Items from a data source
-.-.-

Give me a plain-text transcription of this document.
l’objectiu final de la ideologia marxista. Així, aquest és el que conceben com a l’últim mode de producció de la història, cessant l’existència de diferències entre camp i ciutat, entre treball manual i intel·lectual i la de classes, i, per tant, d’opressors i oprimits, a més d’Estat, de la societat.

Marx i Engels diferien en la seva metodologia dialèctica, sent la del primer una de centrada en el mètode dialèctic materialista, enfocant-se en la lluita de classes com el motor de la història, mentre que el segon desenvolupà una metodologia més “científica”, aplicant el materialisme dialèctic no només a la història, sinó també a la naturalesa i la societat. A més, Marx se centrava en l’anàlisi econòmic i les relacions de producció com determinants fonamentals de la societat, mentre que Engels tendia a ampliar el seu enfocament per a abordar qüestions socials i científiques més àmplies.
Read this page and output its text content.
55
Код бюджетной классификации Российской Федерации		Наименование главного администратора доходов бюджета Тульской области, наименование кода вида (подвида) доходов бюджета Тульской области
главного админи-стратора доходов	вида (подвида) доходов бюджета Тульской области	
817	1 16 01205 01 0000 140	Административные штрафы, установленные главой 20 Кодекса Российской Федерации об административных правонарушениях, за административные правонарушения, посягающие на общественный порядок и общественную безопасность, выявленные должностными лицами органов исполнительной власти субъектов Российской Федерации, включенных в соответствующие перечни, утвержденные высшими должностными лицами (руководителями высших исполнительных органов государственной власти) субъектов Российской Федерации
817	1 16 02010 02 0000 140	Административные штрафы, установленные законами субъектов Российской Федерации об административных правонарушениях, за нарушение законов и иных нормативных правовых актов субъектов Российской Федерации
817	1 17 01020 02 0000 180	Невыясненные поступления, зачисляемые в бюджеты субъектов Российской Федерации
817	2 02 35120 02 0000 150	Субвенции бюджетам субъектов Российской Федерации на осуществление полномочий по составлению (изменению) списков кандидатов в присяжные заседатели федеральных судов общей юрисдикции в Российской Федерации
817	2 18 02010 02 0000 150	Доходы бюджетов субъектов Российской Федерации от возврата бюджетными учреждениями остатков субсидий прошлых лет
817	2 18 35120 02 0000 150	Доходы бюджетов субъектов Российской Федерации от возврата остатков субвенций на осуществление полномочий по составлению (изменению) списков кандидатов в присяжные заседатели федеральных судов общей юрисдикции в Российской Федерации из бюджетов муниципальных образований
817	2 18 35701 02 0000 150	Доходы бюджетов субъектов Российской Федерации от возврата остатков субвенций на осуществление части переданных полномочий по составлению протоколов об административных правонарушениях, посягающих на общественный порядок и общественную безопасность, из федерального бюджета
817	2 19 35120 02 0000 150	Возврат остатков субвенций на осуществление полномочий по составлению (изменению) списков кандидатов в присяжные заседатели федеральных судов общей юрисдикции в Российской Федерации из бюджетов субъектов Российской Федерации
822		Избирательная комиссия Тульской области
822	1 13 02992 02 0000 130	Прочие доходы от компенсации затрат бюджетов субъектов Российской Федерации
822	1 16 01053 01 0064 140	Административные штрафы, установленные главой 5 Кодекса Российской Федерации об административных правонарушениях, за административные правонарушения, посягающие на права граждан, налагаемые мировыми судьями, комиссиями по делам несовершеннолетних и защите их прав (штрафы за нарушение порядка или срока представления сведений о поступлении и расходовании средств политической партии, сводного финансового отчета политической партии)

-.-.-

- Directive
Gather every line from the listing above in which "области" appears, and copy those lines.

- Output
Код бюджетной классификации Российской Федерации		Наименование главного администратора доходов бюджета Тульской области, наименование кода вида (подвида) доходов бюджета Тульской области
главного админи-стратора доходов	вида (подвида) доходов бюджета Тульской области	
822		Избирательная комиссия Тульской области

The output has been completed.